## Items
** Begin **

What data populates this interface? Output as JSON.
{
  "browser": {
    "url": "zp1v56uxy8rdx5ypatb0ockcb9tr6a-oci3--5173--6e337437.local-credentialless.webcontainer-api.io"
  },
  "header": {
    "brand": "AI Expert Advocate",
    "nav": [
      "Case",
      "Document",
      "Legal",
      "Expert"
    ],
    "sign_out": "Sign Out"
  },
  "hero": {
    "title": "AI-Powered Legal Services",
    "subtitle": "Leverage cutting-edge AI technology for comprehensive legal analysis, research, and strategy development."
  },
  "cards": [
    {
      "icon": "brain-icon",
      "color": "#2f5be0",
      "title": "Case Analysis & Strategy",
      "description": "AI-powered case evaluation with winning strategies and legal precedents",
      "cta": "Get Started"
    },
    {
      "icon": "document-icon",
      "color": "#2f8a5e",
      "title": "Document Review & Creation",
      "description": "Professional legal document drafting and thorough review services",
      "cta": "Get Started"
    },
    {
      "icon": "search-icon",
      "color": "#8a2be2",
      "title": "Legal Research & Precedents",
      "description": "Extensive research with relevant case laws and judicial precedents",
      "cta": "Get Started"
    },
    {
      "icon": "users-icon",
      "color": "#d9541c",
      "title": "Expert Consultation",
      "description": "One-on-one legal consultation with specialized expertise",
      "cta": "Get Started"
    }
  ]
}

** End **

## Instructions for the task
Repeat all the records. Match each line exactly.

## Solution for this problem
What data populates this interface? Output as JSON.
{
  "browser": {
    "url": "zp1v56uxy8rdx5ypatb0ockcb9tr6a-oci3--5173--6e337437.local-credentialless.webcontainer-api.io"
  },
  "header": {
    "brand": "AI Expert Advocate",
    "nav": [
      "Case",
      "Document",
      "Legal",
      "Expert"
    ],
    "sign_out": "Sign Out"
  },
  "hero": {
    "title": "AI-Powered Legal Services",
    "subtitle": "Leverage cutting-edge AI technology for comprehensive legal analysis, research, and strategy development."
  },
  "cards": [
    {
      "icon": "brain-icon",
      "color": "#2f5be0",
      "title": "Case Analysis & Strategy",
      "description": "AI-powered case evaluation with winning strategies and legal precedents",
      "cta": "Get Started"
    },
    {
      "icon": "document-icon",
      "color": "#2f8a5e",
      "title": "Document Review & Creation",
      "description": "Professional legal document drafting and thorough review services",
      "cta": "Get Started"
    },
    {
      "icon": "search-icon",
      "color": "#8a2be2",
      "title": "Legal Research & Precedents",
      "description": "Extensive research with relevant case laws and judicial precedents",
      "cta": "Get Started"
    },
    {
      "icon": "users-icon",
      "color": "#d9541c",
      "title": "Expert Consultation",
      "description": "One-on-one legal consultation with specialized expertise",
      "cta": "Get Started"
    }
  ]
}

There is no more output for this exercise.